_Task description:_
Copy the lines that follow, keeping every character the same.

[Extracted records]

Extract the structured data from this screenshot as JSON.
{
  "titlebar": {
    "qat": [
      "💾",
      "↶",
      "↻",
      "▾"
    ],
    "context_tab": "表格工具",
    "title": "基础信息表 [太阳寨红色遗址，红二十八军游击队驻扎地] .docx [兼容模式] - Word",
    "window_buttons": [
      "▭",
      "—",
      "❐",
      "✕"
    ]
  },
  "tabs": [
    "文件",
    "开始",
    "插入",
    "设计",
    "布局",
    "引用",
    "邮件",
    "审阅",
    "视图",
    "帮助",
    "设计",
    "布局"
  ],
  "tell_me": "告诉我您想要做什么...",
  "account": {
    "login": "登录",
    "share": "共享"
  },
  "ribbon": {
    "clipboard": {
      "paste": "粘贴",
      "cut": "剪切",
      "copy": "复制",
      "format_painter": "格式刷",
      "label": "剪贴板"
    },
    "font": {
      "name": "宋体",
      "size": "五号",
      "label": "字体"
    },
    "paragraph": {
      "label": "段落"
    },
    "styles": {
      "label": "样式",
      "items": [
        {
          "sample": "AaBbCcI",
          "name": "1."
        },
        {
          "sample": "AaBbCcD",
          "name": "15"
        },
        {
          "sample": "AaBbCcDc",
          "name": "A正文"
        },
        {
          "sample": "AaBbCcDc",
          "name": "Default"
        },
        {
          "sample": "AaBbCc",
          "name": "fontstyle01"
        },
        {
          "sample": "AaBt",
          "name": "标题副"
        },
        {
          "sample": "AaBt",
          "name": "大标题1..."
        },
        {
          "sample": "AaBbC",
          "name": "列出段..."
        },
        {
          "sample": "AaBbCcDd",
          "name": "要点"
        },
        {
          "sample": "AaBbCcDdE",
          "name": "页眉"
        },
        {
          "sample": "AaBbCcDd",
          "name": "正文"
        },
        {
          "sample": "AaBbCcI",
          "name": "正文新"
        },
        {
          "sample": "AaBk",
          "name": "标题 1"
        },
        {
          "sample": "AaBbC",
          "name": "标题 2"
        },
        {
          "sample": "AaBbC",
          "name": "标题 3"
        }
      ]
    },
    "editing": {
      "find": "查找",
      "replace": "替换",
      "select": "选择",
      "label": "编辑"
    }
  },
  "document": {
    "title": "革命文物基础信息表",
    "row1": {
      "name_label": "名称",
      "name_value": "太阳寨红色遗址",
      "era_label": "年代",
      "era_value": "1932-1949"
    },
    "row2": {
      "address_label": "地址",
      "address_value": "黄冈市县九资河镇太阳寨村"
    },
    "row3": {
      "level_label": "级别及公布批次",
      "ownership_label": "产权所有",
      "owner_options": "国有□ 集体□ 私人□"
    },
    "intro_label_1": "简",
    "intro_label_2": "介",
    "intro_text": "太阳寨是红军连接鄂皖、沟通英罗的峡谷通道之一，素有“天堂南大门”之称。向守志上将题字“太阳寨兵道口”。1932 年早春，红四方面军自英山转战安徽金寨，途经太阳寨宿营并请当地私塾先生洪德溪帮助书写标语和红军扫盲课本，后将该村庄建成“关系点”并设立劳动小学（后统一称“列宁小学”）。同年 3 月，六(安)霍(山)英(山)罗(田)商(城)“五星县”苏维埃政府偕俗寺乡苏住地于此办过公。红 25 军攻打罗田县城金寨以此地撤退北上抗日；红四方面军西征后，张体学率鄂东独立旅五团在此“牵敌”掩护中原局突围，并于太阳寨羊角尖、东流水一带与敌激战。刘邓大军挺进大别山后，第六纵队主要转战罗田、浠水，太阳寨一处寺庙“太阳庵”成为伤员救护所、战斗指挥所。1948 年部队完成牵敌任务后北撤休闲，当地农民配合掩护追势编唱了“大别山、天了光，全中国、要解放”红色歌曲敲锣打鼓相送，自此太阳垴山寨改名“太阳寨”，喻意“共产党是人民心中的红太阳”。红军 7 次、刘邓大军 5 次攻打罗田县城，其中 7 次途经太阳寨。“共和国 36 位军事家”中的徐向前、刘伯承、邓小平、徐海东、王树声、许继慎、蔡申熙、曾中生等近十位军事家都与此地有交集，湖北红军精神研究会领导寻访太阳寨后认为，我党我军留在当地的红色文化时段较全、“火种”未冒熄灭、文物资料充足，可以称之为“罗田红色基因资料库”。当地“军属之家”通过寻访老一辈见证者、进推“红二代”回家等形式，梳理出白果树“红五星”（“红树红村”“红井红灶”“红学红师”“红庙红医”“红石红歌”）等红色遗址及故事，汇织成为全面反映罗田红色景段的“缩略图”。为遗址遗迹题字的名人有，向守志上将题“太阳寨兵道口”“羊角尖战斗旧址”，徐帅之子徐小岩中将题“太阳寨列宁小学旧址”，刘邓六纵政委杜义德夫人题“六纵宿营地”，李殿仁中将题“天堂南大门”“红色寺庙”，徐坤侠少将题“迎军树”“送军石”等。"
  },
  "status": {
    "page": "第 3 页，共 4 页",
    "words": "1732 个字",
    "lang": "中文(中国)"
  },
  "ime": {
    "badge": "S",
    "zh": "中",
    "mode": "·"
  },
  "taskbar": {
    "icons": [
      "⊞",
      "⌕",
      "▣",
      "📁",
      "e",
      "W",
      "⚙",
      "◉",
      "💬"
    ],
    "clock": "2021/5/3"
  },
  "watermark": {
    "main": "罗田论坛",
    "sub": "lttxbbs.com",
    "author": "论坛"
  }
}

_Response:_
Extract the structured data from this screenshot as JSON.
{
  "titlebar": {
    "qat": [
      "💾",
      "↶",
      "↻",
      "▾"
    ],
    "context_tab": "表格工具",
    "title": "基础信息表 [太阳寨红色遗址，红二十八军游击队驻扎地] .docx [兼容模式] - Word",
    "window_buttons": [
      "▭",
      "—",
      "❐",
      "✕"
    ]
  },
  "tabs": [
    "文件",
    "开始",
    "插入",
    "设计",
    "布局",
    "引用",
    "邮件",
    "审阅",
    "视图",
    "帮助",
    "设计",
    "布局"
  ],
  "tell_me": "告诉我您想要做什么...",
  "account": {
    "login": "登录",
    "share": "共享"
  },
  "ribbon": {
    "clipboard": {
      "paste": "粘贴",
      "cut": "剪切",
      "copy": "复制",
      "format_painter": "格式刷",
      "label": "剪贴板"
    },
    "font": {
      "name": "宋体",
      "size": "五号",
      "label": "字体"
    },
    "paragraph": {
      "label": "段落"
    },
    "styles": {
      "label": "样式",
      "items": [
        {
          "sample": "AaBbCcI",
          "name": "1."
        },
        {
          "sample": "AaBbCcD",
          "name": "15"
        },
        {
          "sample": "AaBbCcDc",
          "name": "A正文"
        },
        {
          "sample": "AaBbCcDc",
          "name": "Default"
        },
        {
          "sample": "AaBbCc",
          "name": "fontstyle01"
        },
        {
          "sample": "AaBt",
          "name": "标题副"
        },
        {
          "sample": "AaBt",
          "name": "大标题1..."
        },
        {
          "sample": "AaBbC",
          "name": "列出段..."
        },
        {
          "sample": "AaBbCcDd",
          "name": "要点"
        },
        {
          "sample": "AaBbCcDdE",
          "name": "页眉"
        },
        {
          "sample": "AaBbCcDd",
          "name": "正文"
        },
        {
          "sample": "AaBbCcI",
          "name": "正文新"
        },
        {
          "sample": "AaBk",
          "name": "标题 1"
        },
        {
          "sample": "AaBbC",
          "name": "标题 2"
        },
        {
          "sample": "AaBbC",
          "name": "标题 3"
        }
      ]
    },
    "editing": {
      "find": "查找",
      "replace": "替换",
      "select": "选择",
      "label": "编辑"
    }
  },
  "document": {
    "title": "革命文物基础信息表",
    "row1": {
      "name_label": "名称",
      "name_value": "太阳寨红色遗址",
      "era_label": "年代",
      "era_value": "1932-1949"
    },
    "row2": {
      "address_label": "地址",
      "address_value": "黄冈市县九资河镇太阳寨村"
    },
    "row3": {
      "level_label": "级别及公布批次",
      "ownership_label": "产权所有",
      "owner_options": "国有□ 集体□ 私人□"
    },
    "intro_label_1": "简",
    "intro_label_2": "介",
    "intro_text": "太阳寨是红军连接鄂皖、沟通英罗的峡谷通道之一，素有“天堂南大门”之称。向守志上将题字“太阳寨兵道口”。1932 年早春，红四方面军自英山转战安徽金寨，途经太阳寨宿营并请当地私塾先生洪德溪帮助书写标语和红军扫盲课本，后将该村庄建成“关系点”并设立劳动小学（后统一称“列宁小学”）。同年 3 月，六(安)霍(山)英(山)罗(田)商(城)“五星县”苏维埃政府偕俗寺乡苏住地于此办过公。红 25 军攻打罗田县城金寨以此地撤退北上抗日；红四方面军西征后，张体学率鄂东独立旅五团在此“牵敌”掩护中原局突围，并于太阳寨羊角尖、东流水一带与敌激战。刘邓大军挺进大别山后，第六纵队主要转战罗田、浠水，太阳寨一处寺庙“太阳庵”成为伤员救护所、战斗指挥所。1948 年部队完成牵敌任务后北撤休闲，当地农民配合掩护追势编唱了“大别山、天了光，全中国、要解放”红色歌曲敲锣打鼓相送，自此太阳垴山寨改名“太阳寨”，喻意“共产党是人民心中的红太阳”。红军 7 次、刘邓大军 5 次攻打罗田县城，其中 7 次途经太阳寨。“共和国 36 位军事家”中的徐向前、刘伯承、邓小平、徐海东、王树声、许继慎、蔡申熙、曾中生等近十位军事家都与此地有交集，湖北红军精神研究会领导寻访太阳寨后认为，我党我军留在当地的红色文化时段较全、“火种”未冒熄灭、文物资料充足，可以称之为“罗田红色基因资料库”。当地“军属之家”通过寻访老一辈见证者、进推“红二代”回家等形式，梳理出白果树“红五星”（“红树红村”“红井红灶”“红学红师”“红庙红医”“红石红歌”）等红色遗址及故事，汇织成为全面反映罗田红色景段的“缩略图”。为遗址遗迹题字的名人有，向守志上将题“太阳寨兵道口”“羊角尖战斗旧址”，徐帅之子徐小岩中将题“太阳寨列宁小学旧址”，刘邓六纵政委杜义德夫人题“六纵宿营地”，李殿仁中将题“天堂南大门”“红色寺庙”，徐坤侠少将题“迎军树”“送军石”等。"
  },
  "status": {
    "page": "第 3 页，共 4 页",
    "words": "1732 个字",
    "lang": "中文(中国)"
  },
  "ime": {
    "badge": "S",
    "zh": "中",
    "mode": "·"
  },
  "taskbar": {
    "icons": [
      "⊞",
      "⌕",
      "▣",
      "📁",
      "e",
      "W",
      "⚙",
      "◉",
      "💬"
    ],
    "clock": "2021/5/3"
  },
  "watermark": {
    "main": "罗田论坛",
    "sub": "lttxbbs.com",
    "author": "论坛"
  }
}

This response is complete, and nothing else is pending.